## [PROBLEM TO SOLVE]
Assemble all lines in which the string "endoskeleton" appears.

## [DATA LISTING]
· · · · ·
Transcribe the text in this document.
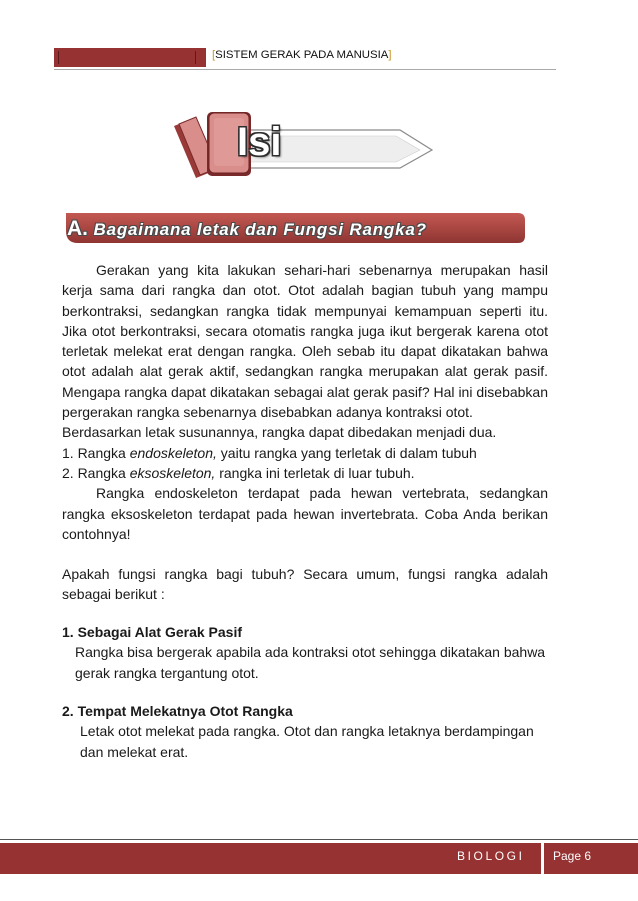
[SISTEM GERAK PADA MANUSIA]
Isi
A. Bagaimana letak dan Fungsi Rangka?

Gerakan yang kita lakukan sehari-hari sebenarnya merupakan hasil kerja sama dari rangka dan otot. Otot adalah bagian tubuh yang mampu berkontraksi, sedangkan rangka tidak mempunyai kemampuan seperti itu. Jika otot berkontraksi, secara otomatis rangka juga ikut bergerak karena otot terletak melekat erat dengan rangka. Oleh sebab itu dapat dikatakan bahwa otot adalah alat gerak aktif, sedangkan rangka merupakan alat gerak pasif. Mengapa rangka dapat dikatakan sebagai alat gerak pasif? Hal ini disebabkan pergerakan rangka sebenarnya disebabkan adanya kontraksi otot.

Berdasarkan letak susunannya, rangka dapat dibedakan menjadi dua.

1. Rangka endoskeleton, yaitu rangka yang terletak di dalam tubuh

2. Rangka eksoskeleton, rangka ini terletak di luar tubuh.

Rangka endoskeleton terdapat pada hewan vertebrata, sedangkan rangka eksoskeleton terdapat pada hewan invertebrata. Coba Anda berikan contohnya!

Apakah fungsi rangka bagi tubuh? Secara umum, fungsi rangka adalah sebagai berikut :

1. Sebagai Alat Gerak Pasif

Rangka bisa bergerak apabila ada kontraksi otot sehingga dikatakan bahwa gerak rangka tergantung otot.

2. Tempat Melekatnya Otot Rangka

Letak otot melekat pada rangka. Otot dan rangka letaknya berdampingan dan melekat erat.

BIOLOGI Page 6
· · · · ·
## [WRITTEN ANSWER]
1. Rangka endoskeleton, yaitu rangka yang terletak di dalam tubuh
Rangka endoskeleton terdapat pada hewan vertebrata, sedangkan rangka eksoskeleton terdapat pada hewan invertebrata. Coba Anda berikan contohnya!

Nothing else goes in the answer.